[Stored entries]
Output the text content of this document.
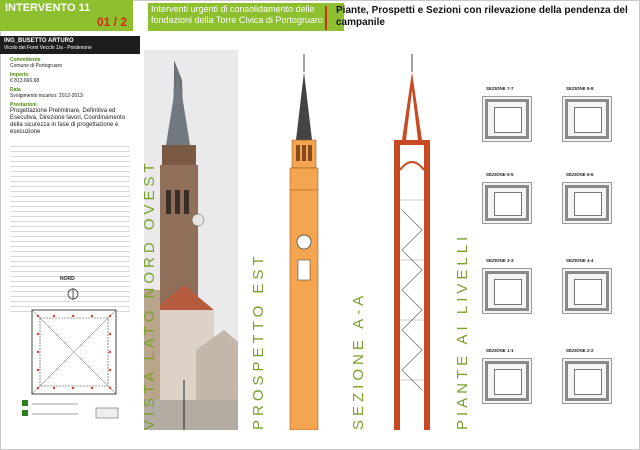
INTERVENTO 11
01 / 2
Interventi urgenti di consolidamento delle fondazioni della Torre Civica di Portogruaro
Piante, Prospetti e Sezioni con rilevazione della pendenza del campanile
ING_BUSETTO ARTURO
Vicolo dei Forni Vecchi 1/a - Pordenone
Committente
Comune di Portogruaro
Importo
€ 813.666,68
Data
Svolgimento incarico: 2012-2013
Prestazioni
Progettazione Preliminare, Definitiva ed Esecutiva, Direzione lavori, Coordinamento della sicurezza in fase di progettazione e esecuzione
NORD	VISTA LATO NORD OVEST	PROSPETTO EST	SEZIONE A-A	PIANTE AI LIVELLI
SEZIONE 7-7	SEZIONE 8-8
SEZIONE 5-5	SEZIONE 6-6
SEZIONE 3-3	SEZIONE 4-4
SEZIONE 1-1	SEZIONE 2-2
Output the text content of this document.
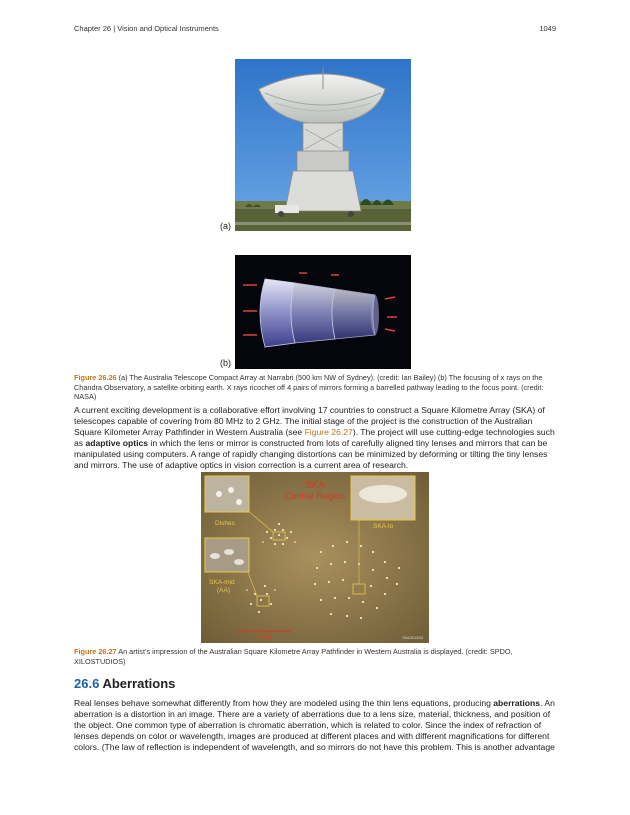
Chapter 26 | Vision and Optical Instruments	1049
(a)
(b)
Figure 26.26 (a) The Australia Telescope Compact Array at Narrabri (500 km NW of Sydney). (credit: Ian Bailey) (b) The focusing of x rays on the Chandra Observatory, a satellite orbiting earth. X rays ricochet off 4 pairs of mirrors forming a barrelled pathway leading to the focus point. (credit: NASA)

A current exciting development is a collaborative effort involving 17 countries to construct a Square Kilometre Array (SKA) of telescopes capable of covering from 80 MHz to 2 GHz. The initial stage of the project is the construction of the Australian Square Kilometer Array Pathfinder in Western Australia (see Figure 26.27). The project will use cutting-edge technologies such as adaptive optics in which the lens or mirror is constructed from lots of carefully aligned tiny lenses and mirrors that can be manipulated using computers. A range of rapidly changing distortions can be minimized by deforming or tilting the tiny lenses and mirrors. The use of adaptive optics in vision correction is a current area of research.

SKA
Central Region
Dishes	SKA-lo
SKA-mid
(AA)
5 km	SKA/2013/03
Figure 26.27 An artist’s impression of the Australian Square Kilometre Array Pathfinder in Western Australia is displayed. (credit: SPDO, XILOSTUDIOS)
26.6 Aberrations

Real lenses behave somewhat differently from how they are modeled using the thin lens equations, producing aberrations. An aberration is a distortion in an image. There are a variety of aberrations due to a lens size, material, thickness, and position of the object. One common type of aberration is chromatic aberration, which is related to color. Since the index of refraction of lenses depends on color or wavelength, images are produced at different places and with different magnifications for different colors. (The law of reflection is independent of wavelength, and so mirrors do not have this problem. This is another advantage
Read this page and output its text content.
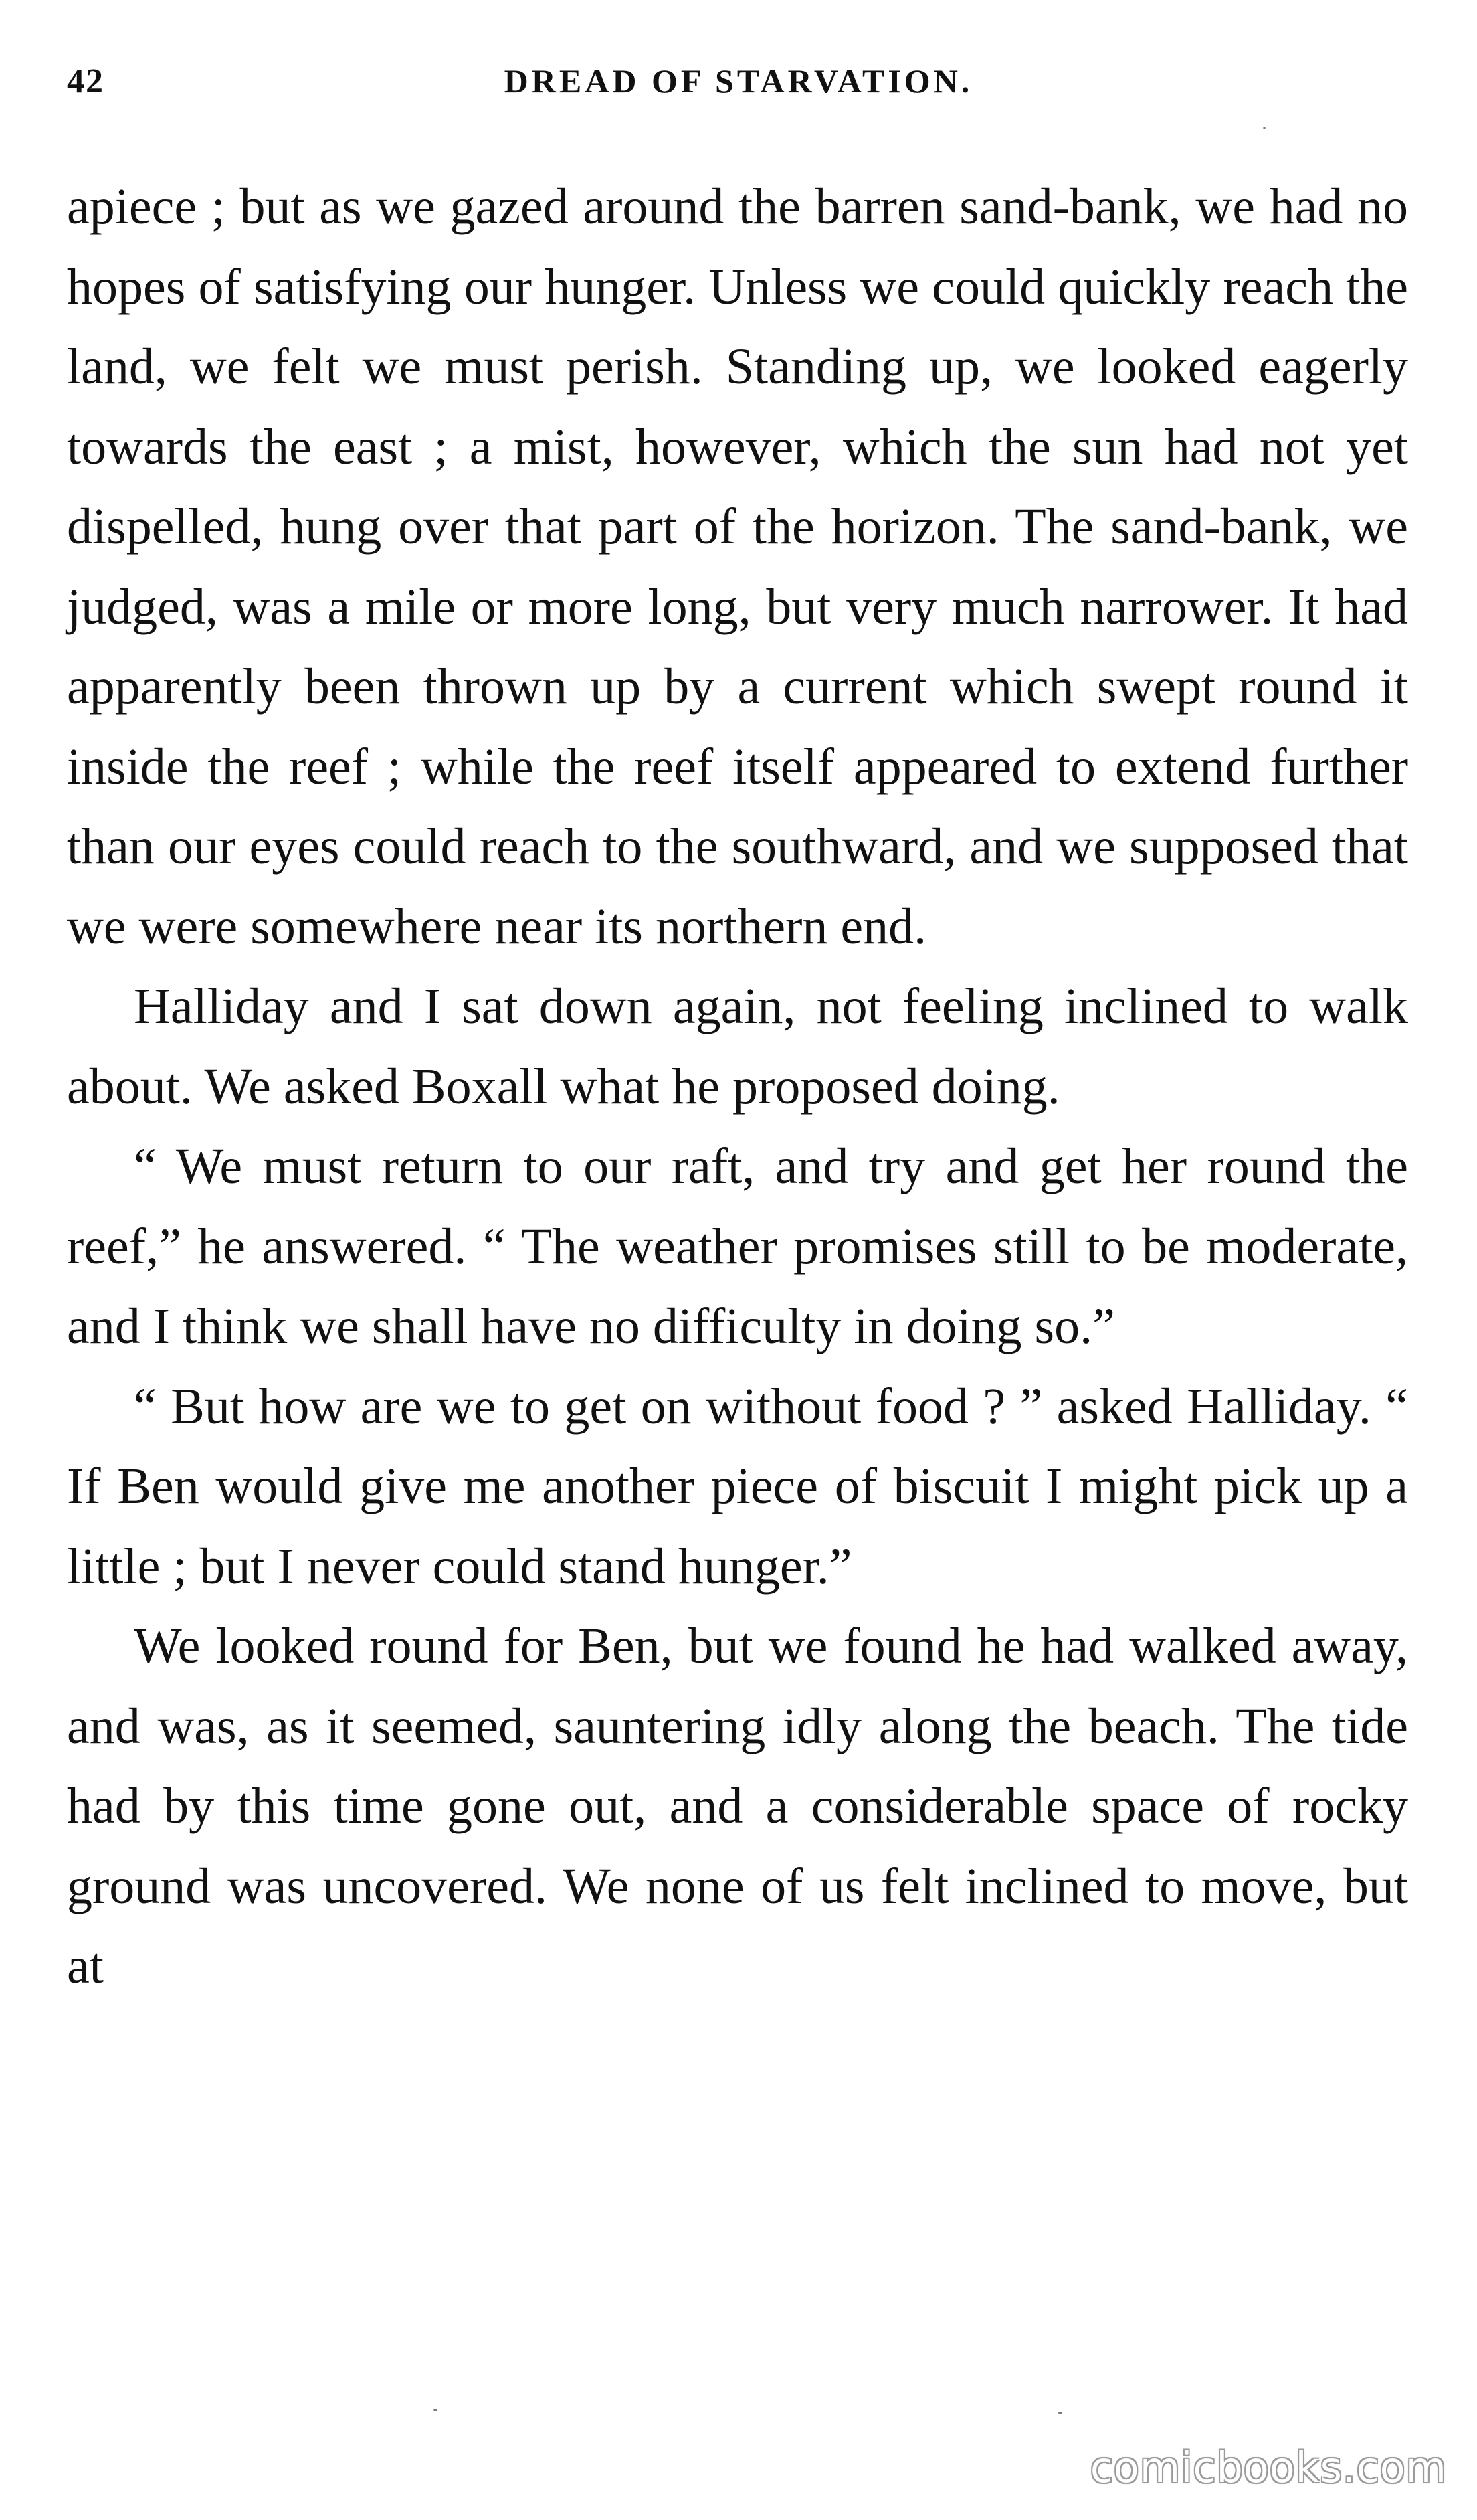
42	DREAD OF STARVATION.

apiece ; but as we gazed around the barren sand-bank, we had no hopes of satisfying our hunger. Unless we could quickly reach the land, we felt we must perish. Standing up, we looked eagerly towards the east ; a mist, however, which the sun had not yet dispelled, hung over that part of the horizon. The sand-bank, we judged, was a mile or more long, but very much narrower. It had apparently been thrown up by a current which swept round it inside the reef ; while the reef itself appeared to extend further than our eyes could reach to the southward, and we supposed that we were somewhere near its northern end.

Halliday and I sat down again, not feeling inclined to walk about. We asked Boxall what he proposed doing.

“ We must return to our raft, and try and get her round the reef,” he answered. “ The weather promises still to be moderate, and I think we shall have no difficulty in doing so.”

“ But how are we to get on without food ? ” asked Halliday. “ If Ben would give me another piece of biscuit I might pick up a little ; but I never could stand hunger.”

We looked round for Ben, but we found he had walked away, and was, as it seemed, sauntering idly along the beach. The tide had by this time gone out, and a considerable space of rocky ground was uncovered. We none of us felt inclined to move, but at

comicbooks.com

__Short task__.
Print out the whole of the material word for word, without pictures.

__Output for this exercise__.
Output the text content of this document.
INTERVENTO 11
01 / 2
Interventi urgenti di consolidamento delle fondazioni della Torre Civica di Portogruaro
Piante, Prospetti e Sezioni con rilevazione della pendenza del campanile
ING_BUSETTO ARTURO
Vicolo dei Forni Vecchi 1/a - Pordenone
Committente
Comune di Portogruaro
Importo
€ 813.666,68
Data
Svolgimento incarico: 2012-2013
Prestazioni
Progettazione Preliminare, Definitiva ed Esecutiva, Direzione lavori, Coordinamento della sicurezza in fase di progettazione e esecuzione
NORD	VISTA LATO NORD OVEST	PROSPETTO EST	SEZIONE A-A	PIANTE AI LIVELLI
SEZIONE 7-7	SEZIONE 8-8
SEZIONE 5-5	SEZIONE 6-6
SEZIONE 3-3	SEZIONE 4-4
SEZIONE 1-1	SEZIONE 2-2
Output the text content of this document.
Chapter 26 | Vision and Optical Instruments	1049
(a)
(b)
Figure 26.26 (a) The Australia Telescope Compact Array at Narrabri (500 km NW of Sydney). (credit: Ian Bailey) (b) The focusing of x rays on the Chandra Observatory, a satellite orbiting earth. X rays ricochet off 4 pairs of mirrors forming a barrelled pathway leading to the focus point. (credit: NASA)

A current exciting development is a collaborative effort involving 17 countries to construct a Square Kilometre Array (SKA) of telescopes capable of covering from 80 MHz to 2 GHz. The initial stage of the project is the construction of the Australian Square Kilometer Array Pathfinder in Western Australia (see Figure 26.27). The project will use cutting-edge technologies such as adaptive optics in which the lens or mirror is constructed from lots of carefully aligned tiny lenses and mirrors that can be manipulated using computers. A range of rapidly changing distortions can be minimized by deforming or tilting the tiny lenses and mirrors. The use of adaptive optics in vision correction is a current area of research.

SKA
Central Region
Dishes	SKA-lo
SKA-mid
(AA)
5 km	SKA/2013/03
Figure 26.27 An artist’s impression of the Australian Square Kilometre Array Pathfinder in Western Australia is displayed. (credit: SPDO, XILOSTUDIOS)
26.6 Aberrations

Real lenses behave somewhat differently from how they are modeled using the thin lens equations, producing aberrations. An aberration is a distortion in an image. There are a variety of aberrations due to a lens size, material, thickness, and position of the object. One common type of aberration is chromatic aberration, which is related to color. Since the index of refraction of lenses depends on color or wavelength, images are produced at different places and with different magnifications for different colors. (The law of reflection is independent of wavelength, and so mirrors do not have this problem. This is another advantage
Read this page and output its text content.
42	DREAD OF STARVATION.

apiece ; but as we gazed around the barren sand-bank, we had no hopes of satisfying our hunger. Unless we could quickly reach the land, we felt we must perish. Standing up, we looked eagerly towards the east ; a mist, however, which the sun had not yet dispelled, hung over that part of the horizon. The sand-bank, we judged, was a mile or more long, but very much narrower. It had apparently been thrown up by a current which swept round it inside the reef ; while the reef itself appeared to extend further than our eyes could reach to the southward, and we supposed that we were somewhere near its northern end.

Halliday and I sat down again, not feeling inclined to walk about. We asked Boxall what he proposed doing.

“ We must return to our raft, and try and get her round the reef,” he answered. “ The weather promises still to be moderate, and I think we shall have no difficulty in doing so.”

“ But how are we to get on without food ? ” asked Halliday. “ If Ben would give me another piece of biscuit I might pick up a little ; but I never could stand hunger.”

We looked round for Ben, but we found he had walked away, and was, as it seemed, sauntering idly along the beach. The tide had by this time gone out, and a considerable space of rocky ground was uncovered. We none of us felt inclined to move, but at

comicbooks.com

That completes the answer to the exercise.